──────── RECORD SET
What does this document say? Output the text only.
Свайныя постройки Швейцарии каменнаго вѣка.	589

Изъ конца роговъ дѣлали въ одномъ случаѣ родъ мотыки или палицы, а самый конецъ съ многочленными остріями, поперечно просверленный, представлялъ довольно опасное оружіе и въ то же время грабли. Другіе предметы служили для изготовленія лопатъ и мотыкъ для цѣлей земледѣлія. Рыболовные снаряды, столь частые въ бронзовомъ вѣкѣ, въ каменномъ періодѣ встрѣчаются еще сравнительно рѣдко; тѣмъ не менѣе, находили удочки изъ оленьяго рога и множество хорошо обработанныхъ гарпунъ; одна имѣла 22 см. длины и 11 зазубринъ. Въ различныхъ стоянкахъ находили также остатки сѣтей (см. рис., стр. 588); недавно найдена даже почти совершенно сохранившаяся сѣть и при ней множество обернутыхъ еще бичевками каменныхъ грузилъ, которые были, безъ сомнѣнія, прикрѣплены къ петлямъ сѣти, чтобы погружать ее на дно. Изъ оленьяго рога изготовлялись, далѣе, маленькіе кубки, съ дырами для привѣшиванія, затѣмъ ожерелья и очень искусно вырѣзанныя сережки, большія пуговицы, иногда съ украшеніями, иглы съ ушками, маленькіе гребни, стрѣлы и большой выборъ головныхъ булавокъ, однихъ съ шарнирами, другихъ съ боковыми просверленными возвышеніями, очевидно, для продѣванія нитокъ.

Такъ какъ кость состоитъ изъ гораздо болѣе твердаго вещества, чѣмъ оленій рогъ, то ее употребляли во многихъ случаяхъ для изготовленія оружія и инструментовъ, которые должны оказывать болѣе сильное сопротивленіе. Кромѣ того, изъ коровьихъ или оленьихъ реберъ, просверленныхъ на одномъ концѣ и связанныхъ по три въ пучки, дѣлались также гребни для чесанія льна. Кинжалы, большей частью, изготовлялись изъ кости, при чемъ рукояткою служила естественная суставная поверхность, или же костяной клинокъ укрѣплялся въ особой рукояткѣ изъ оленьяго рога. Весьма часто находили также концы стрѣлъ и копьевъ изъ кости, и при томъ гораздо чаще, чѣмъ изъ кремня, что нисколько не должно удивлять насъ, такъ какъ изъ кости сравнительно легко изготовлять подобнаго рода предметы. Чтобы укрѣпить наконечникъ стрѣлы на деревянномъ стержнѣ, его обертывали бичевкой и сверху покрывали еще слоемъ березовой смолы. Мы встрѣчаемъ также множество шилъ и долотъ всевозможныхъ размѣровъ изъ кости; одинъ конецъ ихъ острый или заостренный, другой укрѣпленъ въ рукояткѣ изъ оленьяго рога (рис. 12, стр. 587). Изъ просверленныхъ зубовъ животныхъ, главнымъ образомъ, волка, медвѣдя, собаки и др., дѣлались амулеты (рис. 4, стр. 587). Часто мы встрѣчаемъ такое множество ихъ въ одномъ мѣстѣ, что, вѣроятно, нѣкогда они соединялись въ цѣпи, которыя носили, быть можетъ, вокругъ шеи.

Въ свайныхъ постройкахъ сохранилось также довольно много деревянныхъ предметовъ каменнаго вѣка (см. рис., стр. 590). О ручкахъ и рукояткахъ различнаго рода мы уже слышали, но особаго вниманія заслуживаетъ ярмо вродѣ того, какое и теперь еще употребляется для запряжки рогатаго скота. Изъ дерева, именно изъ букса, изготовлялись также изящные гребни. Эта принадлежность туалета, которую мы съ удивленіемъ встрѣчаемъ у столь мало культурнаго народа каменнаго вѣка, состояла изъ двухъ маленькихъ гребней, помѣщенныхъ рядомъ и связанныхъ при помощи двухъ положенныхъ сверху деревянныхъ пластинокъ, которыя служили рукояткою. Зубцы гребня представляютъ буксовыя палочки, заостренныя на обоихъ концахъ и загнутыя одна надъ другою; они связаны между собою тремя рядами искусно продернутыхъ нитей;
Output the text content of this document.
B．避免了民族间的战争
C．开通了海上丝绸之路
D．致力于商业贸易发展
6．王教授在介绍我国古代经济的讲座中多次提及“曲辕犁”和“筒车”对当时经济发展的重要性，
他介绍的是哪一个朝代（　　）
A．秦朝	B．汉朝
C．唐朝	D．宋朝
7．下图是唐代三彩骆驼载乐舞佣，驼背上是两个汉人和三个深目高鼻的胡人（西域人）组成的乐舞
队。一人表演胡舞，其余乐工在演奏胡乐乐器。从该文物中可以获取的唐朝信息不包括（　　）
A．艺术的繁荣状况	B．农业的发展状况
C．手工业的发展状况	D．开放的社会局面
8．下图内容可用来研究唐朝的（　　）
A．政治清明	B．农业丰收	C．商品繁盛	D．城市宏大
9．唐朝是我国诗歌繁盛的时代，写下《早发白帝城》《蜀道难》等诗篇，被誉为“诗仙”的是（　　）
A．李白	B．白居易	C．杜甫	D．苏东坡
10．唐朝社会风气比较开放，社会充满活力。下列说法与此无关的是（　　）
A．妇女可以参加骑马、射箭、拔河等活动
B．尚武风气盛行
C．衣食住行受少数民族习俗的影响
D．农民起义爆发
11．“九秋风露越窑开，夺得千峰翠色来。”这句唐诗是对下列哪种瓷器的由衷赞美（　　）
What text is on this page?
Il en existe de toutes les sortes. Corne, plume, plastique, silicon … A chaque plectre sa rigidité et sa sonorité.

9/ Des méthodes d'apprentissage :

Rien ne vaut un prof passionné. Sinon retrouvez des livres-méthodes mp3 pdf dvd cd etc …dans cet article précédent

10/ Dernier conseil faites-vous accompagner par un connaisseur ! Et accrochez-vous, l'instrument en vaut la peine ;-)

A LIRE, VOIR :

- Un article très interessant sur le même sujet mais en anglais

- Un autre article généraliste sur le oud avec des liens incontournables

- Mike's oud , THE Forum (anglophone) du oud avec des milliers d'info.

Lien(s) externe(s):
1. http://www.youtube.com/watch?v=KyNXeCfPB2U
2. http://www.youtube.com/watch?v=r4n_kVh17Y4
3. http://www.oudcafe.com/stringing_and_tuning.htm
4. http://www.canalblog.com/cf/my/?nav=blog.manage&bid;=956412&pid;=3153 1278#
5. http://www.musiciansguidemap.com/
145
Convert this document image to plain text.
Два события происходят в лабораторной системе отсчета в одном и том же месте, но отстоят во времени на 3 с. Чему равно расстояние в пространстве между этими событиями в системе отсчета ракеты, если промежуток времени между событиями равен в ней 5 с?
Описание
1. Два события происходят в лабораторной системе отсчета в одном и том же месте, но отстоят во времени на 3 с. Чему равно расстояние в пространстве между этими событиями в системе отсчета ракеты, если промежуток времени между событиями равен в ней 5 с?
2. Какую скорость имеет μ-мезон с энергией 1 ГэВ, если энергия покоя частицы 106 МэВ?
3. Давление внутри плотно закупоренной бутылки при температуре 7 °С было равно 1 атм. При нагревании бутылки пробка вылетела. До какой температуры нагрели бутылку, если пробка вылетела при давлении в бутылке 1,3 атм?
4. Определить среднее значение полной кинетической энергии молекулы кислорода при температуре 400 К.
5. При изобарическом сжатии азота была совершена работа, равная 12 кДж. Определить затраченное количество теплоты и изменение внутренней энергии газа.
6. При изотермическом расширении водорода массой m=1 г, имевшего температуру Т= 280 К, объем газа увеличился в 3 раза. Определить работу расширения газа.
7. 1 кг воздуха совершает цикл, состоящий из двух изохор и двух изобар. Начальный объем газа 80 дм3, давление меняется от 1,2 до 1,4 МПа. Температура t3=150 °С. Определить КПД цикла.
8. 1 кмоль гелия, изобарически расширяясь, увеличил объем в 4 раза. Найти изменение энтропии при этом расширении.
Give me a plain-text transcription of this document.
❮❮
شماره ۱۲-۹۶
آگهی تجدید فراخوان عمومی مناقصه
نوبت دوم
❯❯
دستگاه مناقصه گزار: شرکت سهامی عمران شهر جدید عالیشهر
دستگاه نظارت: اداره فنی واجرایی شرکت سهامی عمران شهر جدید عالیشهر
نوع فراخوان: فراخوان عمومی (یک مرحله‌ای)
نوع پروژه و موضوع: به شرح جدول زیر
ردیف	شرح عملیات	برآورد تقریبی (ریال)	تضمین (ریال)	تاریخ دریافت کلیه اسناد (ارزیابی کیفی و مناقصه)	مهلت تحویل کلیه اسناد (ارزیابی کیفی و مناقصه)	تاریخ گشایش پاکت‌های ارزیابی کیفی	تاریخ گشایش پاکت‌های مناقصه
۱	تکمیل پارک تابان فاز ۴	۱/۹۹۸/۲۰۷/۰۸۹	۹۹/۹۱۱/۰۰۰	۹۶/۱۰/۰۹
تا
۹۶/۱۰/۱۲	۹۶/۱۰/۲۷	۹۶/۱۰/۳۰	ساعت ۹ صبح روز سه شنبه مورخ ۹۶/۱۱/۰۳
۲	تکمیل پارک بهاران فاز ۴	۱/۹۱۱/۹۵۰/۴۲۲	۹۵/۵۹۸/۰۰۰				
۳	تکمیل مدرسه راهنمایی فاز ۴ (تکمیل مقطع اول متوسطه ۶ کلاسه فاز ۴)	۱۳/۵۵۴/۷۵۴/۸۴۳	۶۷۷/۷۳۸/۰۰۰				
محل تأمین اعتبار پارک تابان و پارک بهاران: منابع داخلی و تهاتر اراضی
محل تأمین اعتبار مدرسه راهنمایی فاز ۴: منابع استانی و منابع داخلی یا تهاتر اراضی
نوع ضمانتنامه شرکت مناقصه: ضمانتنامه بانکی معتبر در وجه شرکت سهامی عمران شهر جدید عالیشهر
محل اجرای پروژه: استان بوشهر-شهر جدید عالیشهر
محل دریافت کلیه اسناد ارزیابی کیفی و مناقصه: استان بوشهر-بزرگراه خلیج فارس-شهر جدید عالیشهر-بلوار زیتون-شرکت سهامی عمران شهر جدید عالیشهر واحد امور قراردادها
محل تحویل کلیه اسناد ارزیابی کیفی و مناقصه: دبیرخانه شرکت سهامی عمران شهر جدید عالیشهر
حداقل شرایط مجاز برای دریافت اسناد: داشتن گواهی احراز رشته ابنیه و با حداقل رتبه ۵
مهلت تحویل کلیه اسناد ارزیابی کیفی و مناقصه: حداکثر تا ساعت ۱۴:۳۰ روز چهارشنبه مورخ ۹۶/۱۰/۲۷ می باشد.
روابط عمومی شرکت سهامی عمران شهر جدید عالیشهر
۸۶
────────────────
**AIM OF THE EXERCISE:** Of the lines in the listing above, how many hold the string "Output"? Reply with the number only.

**WORKED ANSWER:** 2